──────── Available records
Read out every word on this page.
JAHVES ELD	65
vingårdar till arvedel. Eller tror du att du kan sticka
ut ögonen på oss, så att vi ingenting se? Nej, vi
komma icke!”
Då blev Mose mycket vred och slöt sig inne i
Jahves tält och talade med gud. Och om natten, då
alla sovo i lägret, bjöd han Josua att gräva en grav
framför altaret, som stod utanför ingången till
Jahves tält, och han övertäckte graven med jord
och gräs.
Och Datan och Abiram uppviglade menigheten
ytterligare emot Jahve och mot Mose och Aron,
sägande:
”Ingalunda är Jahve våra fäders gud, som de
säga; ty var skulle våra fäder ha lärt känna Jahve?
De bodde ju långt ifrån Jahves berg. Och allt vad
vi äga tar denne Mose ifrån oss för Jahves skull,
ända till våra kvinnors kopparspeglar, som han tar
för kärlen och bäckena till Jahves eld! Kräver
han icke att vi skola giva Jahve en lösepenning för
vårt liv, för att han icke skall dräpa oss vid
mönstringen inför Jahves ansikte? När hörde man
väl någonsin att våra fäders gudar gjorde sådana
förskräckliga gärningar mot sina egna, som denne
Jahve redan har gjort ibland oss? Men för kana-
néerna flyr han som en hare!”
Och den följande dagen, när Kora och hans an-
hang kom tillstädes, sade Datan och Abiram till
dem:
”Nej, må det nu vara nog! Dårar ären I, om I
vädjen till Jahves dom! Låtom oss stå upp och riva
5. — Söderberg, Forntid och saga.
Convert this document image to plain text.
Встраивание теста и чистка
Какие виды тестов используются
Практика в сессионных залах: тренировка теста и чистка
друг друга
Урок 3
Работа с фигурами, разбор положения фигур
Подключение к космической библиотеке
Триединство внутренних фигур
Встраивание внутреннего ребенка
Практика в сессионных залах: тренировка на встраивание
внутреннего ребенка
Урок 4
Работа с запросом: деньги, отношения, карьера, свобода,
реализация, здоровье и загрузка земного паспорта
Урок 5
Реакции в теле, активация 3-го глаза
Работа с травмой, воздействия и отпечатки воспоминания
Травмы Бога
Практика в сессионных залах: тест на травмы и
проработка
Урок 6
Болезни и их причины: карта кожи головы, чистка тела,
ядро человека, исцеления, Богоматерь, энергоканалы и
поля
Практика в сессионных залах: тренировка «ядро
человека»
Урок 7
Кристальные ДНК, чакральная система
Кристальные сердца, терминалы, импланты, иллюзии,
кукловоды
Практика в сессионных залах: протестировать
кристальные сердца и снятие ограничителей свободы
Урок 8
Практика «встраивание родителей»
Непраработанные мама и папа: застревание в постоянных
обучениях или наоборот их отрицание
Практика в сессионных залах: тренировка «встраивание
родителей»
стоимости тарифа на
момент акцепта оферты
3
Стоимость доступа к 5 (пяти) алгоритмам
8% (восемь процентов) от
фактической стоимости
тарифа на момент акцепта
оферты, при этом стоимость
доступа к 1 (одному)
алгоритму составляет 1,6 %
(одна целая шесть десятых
────────────────
Exercise prompt – Write every record out again, unaltered.

Written response –
Read out every word on this page.
JAHVES ELD	65
vingårdar till arvedel. Eller tror du att du kan sticka
ut ögonen på oss, så att vi ingenting se? Nej, vi
komma icke!”
Då blev Mose mycket vred och slöt sig inne i
Jahves tält och talade med gud. Och om natten, då
alla sovo i lägret, bjöd han Josua att gräva en grav
framför altaret, som stod utanför ingången till
Jahves tält, och han övertäckte graven med jord
och gräs.
Och Datan och Abiram uppviglade menigheten
ytterligare emot Jahve och mot Mose och Aron,
sägande:
”Ingalunda är Jahve våra fäders gud, som de
säga; ty var skulle våra fäder ha lärt känna Jahve?
De bodde ju långt ifrån Jahves berg. Och allt vad
vi äga tar denne Mose ifrån oss för Jahves skull,
ända till våra kvinnors kopparspeglar, som han tar
för kärlen och bäckena till Jahves eld! Kräver
han icke att vi skola giva Jahve en lösepenning för
vårt liv, för att han icke skall dräpa oss vid
mönstringen inför Jahves ansikte? När hörde man
väl någonsin att våra fäders gudar gjorde sådana
förskräckliga gärningar mot sina egna, som denne
Jahve redan har gjort ibland oss? Men för kana-
néerna flyr han som en hare!”
Och den följande dagen, när Kora och hans an-
hang kom tillstädes, sade Datan och Abiram till
dem:
”Nej, må det nu vara nog! Dårar ären I, om I
vädjen till Jahves dom! Låtom oss stå upp och riva
5. — Söderberg, Forntid och saga.
Convert this document image to plain text.
Встраивание теста и чистка
Какие виды тестов используются
Практика в сессионных залах: тренировка теста и чистка
друг друга
Урок 3
Работа с фигурами, разбор положения фигур
Подключение к космической библиотеке
Триединство внутренних фигур
Встраивание внутреннего ребенка
Практика в сессионных залах: тренировка на встраивание
внутреннего ребенка
Урок 4
Работа с запросом: деньги, отношения, карьера, свобода,
реализация, здоровье и загрузка земного паспорта
Урок 5
Реакции в теле, активация 3-го глаза
Работа с травмой, воздействия и отпечатки воспоминания
Травмы Бога
Практика в сессионных залах: тест на травмы и
проработка
Урок 6
Болезни и их причины: карта кожи головы, чистка тела,
ядро человека, исцеления, Богоматерь, энергоканалы и
поля
Практика в сессионных залах: тренировка «ядро
человека»
Урок 7
Кристальные ДНК, чакральная система
Кристальные сердца, терминалы, импланты, иллюзии,
кукловоды
Практика в сессионных залах: протестировать
кристальные сердца и снятие ограничителей свободы
Урок 8
Практика «встраивание родителей»
Непраработанные мама и папа: застревание в постоянных
обучениях или наоборот их отрицание
Практика в сессионных залах: тренировка «встраивание
родителей»
стоимости тарифа на
момент акцепта оферты
3
Стоимость доступа к 5 (пяти) алгоритмам
8% (восемь процентов) от
фактической стоимости
тарифа на момент акцепта
оферты, при этом стоимость
доступа к 1 (одному)
алгоритму составляет 1,6 %
(одна целая шесть десятых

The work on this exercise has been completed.